■ TRY IT: Without changing a character, return the entries, but not the images they hold.

GIVEN INFORMATION section start

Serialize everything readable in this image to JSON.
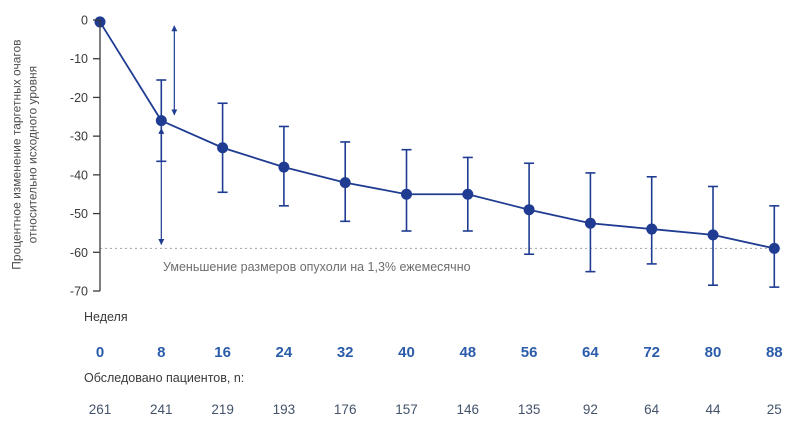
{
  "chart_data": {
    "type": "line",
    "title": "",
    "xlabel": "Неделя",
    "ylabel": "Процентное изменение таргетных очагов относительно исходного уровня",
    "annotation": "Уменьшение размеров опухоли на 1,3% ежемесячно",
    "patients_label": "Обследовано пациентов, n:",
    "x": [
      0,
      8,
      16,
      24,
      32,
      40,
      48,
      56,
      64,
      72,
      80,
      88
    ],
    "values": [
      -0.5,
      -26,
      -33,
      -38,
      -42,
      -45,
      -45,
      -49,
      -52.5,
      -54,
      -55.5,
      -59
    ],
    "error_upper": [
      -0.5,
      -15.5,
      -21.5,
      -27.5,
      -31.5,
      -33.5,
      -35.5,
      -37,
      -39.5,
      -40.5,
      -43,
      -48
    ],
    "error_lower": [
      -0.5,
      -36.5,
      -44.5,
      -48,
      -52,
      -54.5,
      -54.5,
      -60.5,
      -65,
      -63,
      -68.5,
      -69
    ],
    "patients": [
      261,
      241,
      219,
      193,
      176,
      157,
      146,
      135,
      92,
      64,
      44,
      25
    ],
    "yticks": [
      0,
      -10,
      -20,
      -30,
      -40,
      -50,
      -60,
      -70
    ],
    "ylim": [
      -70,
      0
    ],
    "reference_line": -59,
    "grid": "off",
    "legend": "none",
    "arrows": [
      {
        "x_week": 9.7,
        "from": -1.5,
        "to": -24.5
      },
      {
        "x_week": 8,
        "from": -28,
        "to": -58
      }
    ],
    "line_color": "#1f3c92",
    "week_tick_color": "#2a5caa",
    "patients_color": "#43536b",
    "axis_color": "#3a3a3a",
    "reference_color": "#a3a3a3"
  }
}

GIVEN INFORMATION section end

■ RESPONSE FOR THIS EXERCISE:
Serialize everything readable in this image to JSON.
{
  "chart_data": {
    "type": "line",
    "title": "",
    "xlabel": "Неделя",
    "ylabel": "Процентное изменение таргетных очагов относительно исходного уровня",
    "annotation": "Уменьшение размеров опухоли на 1,3% ежемесячно",
    "patients_label": "Обследовано пациентов, n:",
    "x": [
      0,
      8,
      16,
      24,
      32,
      40,
      48,
      56,
      64,
      72,
      80,
      88
    ],
    "values": [
      -0.5,
      -26,
      -33,
      -38,
      -42,
      -45,
      -45,
      -49,
      -52.5,
      -54,
      -55.5,
      -59
    ],
    "error_upper": [
      -0.5,
      -15.5,
      -21.5,
      -27.5,
      -31.5,
      -33.5,
      -35.5,
      -37,
      -39.5,
      -40.5,
      -43,
      -48
    ],
    "error_lower": [
      -0.5,
      -36.5,
      -44.5,
      -48,
      -52,
      -54.5,
      -54.5,
      -60.5,
      -65,
      -63,
      -68.5,
      -69
    ],
    "patients": [
      261,
      241,
      219,
      193,
      176,
      157,
      146,
      135,
      92,
      64,
      44,
      25
    ],
    "yticks": [
      0,
      -10,
      -20,
      -30,
      -40,
      -50,
      -60,
      -70
    ],
    "ylim": [
      -70,
      0
    ],
    "reference_line": -59,
    "grid": "off",
    "legend": "none",
    "arrows": [
      {
        "x_week": 9.7,
        "from": -1.5,
        "to": -24.5
      },
      {
        "x_week": 8,
        "from": -28,
        "to": -58
      }
    ],
    "line_color": "#1f3c92",
    "week_tick_color": "#2a5caa",
    "patients_color": "#43536b",
    "axis_color": "#3a3a3a",
    "reference_color": "#a3a3a3"
  }
}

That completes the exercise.